### Set problem
Filter the entries and keep only the lines where the string "background" appears.

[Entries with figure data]

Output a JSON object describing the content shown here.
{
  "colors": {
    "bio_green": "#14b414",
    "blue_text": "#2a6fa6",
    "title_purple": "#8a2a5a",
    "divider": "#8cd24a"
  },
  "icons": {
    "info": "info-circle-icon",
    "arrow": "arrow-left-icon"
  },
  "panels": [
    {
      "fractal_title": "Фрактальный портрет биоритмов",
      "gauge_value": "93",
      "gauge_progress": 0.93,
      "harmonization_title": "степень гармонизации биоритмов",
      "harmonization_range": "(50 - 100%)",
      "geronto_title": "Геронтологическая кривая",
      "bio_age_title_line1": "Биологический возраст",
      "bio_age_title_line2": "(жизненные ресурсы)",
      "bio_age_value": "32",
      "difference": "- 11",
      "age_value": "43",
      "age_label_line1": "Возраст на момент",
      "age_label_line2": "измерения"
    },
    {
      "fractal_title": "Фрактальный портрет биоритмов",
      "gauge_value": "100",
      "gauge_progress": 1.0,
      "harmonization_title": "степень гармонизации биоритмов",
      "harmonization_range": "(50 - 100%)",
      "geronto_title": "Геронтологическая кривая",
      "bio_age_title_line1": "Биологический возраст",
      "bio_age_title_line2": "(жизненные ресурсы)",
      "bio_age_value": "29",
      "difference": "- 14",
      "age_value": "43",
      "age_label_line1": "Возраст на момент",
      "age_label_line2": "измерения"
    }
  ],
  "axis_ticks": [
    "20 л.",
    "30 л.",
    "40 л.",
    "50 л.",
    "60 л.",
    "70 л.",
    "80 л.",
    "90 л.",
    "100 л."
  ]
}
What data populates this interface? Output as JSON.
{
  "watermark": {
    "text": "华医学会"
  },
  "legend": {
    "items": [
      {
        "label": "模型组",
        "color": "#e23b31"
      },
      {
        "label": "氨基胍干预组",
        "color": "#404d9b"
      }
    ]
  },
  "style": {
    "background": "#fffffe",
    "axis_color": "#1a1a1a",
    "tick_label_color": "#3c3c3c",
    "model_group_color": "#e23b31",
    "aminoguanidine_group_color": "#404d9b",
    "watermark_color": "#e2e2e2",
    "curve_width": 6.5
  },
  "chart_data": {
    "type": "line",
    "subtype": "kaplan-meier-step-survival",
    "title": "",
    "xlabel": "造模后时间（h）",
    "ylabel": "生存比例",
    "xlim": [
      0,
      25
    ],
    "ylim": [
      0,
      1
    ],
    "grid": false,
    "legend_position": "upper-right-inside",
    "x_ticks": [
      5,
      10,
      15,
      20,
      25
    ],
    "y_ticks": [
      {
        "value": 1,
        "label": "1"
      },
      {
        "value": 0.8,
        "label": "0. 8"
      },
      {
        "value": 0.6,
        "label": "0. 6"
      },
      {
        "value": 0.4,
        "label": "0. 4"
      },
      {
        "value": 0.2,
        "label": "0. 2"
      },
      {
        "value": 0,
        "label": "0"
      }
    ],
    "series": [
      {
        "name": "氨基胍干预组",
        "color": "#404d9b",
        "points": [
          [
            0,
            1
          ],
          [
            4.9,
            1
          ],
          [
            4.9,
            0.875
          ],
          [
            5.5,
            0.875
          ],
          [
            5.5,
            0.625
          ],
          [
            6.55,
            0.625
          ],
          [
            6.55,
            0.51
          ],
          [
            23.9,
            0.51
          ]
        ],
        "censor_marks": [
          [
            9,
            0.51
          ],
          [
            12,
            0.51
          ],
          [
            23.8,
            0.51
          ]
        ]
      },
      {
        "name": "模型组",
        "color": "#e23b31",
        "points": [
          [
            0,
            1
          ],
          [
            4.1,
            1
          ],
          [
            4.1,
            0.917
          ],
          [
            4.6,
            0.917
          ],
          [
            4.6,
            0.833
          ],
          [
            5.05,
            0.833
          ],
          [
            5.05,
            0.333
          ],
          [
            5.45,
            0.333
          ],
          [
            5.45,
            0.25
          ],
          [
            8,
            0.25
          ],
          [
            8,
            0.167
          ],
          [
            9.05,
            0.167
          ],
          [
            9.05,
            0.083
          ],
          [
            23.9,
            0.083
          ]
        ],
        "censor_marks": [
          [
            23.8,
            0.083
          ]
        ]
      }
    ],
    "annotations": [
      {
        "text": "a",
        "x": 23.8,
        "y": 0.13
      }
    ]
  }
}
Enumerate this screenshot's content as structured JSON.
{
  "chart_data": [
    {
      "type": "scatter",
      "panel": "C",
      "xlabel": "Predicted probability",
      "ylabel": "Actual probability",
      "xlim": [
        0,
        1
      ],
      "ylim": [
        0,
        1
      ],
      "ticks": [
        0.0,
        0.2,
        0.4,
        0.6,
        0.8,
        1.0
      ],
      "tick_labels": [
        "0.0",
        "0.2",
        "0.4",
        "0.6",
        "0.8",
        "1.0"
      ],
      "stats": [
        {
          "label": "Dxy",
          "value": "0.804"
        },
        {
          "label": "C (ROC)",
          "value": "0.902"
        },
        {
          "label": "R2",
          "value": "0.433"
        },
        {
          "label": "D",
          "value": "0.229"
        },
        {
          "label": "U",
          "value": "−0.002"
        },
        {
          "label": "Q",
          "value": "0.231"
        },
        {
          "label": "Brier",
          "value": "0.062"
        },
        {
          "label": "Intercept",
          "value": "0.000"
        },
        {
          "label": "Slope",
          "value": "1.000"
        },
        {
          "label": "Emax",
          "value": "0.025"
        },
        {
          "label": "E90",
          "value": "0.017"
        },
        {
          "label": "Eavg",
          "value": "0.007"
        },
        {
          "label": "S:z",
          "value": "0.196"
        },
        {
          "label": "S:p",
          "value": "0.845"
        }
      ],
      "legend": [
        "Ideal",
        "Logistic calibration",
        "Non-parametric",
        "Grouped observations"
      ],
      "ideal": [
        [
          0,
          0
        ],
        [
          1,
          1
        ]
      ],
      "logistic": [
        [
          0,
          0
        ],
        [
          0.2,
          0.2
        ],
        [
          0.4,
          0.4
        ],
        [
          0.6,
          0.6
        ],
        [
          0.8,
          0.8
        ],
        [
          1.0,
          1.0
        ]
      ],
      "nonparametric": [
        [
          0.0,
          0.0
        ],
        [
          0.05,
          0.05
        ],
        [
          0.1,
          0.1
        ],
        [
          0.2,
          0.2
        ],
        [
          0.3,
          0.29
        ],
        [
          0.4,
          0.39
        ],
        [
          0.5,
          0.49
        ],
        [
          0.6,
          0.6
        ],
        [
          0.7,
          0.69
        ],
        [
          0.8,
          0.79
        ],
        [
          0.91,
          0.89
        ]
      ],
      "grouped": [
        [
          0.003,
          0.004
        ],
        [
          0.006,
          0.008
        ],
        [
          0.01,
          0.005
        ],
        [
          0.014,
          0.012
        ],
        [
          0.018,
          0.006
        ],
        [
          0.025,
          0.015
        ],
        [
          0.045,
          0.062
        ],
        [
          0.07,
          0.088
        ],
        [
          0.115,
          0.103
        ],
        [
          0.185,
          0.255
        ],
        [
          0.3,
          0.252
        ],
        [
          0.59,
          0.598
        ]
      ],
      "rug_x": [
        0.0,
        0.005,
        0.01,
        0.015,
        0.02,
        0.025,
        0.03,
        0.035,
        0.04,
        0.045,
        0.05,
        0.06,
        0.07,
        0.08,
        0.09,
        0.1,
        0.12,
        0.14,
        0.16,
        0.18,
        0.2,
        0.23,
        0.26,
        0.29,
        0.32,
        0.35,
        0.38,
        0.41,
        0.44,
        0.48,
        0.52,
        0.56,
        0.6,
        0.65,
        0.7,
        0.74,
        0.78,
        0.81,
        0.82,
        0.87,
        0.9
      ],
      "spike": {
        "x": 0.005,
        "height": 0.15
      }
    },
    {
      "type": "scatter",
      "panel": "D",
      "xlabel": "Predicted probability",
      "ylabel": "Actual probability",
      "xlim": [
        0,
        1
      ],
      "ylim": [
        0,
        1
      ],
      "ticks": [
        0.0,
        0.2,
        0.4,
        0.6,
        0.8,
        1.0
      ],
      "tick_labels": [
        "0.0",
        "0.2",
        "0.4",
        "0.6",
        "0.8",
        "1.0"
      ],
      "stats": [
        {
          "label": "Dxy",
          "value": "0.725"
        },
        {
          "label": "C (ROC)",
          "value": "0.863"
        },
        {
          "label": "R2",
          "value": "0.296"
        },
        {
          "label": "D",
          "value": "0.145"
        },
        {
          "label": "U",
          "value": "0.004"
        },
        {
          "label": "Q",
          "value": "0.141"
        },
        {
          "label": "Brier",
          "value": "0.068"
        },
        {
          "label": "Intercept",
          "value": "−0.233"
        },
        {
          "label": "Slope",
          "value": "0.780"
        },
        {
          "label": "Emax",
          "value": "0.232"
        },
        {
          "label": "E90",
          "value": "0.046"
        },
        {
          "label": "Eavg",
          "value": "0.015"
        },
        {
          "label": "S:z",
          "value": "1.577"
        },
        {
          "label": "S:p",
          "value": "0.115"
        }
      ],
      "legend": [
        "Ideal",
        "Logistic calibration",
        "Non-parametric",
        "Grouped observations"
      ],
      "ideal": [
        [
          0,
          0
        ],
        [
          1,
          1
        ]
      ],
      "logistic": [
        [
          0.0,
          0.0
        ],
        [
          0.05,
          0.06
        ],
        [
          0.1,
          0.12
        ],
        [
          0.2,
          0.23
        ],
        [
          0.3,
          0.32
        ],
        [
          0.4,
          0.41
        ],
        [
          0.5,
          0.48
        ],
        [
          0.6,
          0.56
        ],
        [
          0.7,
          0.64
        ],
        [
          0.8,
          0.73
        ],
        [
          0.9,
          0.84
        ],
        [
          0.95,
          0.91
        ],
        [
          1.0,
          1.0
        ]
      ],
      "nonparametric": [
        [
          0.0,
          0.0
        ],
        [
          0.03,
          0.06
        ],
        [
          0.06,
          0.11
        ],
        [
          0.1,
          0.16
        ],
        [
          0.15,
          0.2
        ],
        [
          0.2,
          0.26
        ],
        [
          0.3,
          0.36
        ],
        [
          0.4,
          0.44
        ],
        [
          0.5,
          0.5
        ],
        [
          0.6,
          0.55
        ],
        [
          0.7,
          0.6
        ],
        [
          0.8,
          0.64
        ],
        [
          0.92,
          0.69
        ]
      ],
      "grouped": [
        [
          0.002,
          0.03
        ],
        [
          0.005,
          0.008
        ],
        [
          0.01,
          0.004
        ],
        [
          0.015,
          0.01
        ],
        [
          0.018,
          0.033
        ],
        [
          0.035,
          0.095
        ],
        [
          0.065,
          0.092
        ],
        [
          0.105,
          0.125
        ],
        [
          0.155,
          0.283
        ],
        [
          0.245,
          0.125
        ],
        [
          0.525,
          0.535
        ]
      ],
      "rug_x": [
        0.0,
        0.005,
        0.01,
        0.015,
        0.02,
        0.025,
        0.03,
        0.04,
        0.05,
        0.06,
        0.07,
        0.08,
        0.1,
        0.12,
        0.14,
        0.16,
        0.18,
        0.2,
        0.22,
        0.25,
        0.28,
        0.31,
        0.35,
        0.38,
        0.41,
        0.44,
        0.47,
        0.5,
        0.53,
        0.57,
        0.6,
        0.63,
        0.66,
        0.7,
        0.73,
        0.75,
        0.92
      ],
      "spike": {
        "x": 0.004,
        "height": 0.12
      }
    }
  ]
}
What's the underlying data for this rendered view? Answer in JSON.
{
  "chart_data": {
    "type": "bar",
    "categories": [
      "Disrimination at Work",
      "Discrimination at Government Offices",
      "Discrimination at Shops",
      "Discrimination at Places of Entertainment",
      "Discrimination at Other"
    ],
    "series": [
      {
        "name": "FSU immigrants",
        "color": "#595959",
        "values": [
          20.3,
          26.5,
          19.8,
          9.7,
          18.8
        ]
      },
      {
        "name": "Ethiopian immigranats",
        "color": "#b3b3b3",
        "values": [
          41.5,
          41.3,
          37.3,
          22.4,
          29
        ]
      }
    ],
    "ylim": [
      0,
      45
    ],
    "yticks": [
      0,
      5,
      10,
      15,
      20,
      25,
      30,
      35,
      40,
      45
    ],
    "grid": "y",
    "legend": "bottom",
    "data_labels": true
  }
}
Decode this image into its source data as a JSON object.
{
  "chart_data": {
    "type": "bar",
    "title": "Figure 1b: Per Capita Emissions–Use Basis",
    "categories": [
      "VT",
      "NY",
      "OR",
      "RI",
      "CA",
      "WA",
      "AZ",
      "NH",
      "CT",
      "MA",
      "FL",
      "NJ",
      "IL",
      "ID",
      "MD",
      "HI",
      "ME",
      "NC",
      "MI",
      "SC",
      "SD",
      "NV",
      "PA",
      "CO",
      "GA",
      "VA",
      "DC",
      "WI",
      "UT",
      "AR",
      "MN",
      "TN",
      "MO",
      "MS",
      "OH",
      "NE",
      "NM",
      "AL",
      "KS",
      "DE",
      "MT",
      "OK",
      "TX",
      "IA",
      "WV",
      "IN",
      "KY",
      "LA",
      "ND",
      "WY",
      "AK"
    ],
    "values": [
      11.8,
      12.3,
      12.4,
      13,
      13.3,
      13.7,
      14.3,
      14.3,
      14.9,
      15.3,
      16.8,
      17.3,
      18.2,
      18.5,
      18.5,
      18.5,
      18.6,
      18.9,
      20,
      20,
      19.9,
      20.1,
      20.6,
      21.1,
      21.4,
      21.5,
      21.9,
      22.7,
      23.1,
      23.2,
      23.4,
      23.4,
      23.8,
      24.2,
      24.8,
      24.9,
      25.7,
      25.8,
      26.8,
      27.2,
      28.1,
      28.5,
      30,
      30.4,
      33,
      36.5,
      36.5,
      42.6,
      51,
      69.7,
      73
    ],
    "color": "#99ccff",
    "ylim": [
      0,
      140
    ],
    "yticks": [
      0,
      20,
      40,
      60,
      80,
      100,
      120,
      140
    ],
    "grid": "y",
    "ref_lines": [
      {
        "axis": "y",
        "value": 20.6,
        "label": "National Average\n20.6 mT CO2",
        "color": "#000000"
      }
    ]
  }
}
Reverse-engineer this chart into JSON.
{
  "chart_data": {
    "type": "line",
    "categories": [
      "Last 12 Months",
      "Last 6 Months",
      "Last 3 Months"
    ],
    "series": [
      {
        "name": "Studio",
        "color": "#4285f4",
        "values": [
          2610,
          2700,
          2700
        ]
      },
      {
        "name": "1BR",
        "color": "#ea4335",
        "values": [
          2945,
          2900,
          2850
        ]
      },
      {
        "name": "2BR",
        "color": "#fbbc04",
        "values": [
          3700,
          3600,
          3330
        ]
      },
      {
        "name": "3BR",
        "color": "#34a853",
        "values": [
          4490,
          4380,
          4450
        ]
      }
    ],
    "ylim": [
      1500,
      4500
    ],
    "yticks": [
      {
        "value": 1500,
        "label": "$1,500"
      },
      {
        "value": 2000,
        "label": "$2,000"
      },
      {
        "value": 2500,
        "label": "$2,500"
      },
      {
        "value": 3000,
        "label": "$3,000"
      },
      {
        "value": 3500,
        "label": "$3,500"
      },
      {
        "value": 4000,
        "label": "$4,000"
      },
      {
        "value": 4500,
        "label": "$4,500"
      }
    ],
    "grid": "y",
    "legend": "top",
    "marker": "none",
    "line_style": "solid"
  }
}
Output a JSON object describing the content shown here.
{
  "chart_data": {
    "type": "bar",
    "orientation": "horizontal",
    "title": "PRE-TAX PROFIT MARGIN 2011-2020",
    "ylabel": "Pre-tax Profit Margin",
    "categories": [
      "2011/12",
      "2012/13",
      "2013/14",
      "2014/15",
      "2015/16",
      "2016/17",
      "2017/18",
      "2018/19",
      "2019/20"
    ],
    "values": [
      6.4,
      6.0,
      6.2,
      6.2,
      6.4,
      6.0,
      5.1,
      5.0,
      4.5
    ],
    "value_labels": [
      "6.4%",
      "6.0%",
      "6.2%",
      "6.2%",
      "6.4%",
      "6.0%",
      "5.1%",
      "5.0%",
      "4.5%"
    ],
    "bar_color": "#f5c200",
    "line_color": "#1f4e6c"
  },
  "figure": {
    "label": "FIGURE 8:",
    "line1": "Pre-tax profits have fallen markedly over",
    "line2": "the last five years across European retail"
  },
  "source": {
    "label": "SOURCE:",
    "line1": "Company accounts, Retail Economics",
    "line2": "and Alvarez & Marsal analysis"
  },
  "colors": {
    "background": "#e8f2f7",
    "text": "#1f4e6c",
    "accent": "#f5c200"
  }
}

### Full output
    "background": "#fffffe",
    "background": "#e8f2f7",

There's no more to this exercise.